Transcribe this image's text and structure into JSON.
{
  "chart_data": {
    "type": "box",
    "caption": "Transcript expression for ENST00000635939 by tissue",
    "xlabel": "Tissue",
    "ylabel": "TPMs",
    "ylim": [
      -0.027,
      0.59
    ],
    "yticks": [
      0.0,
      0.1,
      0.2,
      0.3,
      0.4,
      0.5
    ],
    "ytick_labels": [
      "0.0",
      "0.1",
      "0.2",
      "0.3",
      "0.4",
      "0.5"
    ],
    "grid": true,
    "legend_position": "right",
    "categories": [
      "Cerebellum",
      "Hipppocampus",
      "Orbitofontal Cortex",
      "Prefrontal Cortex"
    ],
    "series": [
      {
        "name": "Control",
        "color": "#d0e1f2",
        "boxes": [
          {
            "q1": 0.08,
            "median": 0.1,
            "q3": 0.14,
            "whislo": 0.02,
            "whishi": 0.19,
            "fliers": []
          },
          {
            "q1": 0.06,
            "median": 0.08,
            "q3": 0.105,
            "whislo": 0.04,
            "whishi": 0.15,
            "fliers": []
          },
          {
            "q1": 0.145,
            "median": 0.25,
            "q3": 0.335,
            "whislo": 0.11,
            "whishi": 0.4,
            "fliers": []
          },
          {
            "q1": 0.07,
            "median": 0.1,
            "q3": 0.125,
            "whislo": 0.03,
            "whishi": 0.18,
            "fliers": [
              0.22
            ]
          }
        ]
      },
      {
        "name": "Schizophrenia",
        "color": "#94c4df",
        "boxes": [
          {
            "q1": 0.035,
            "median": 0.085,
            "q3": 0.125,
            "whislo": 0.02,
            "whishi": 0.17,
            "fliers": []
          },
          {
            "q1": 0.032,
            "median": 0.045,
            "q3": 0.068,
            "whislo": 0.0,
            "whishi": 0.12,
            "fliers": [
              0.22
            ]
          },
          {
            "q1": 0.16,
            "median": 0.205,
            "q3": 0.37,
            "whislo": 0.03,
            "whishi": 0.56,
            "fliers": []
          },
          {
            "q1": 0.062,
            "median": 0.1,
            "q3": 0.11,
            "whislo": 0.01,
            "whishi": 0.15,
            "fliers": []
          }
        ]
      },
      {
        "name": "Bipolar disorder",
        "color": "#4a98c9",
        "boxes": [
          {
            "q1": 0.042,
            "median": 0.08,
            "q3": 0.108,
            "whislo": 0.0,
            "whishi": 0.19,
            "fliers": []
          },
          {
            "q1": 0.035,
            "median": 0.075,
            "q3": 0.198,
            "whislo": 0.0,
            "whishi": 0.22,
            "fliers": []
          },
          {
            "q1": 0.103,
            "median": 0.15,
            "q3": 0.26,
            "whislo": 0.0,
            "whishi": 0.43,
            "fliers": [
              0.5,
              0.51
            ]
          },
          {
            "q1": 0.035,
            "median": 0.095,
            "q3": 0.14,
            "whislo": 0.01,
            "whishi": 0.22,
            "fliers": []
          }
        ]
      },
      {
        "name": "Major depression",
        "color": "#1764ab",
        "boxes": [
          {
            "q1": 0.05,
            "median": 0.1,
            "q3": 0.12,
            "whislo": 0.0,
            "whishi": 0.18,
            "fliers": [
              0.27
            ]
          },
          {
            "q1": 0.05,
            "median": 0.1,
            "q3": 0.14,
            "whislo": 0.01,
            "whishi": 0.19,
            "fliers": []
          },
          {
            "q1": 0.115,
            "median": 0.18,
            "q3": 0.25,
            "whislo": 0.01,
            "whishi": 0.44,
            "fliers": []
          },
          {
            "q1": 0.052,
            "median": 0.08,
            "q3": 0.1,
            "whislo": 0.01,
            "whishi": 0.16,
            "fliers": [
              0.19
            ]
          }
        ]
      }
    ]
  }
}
---*---
Your task
Report each line in the preceding entries that holds the string "Cortex".

Result of this exercise
      "Orbitofontal Cortex",
      "Prefrontal Cortex"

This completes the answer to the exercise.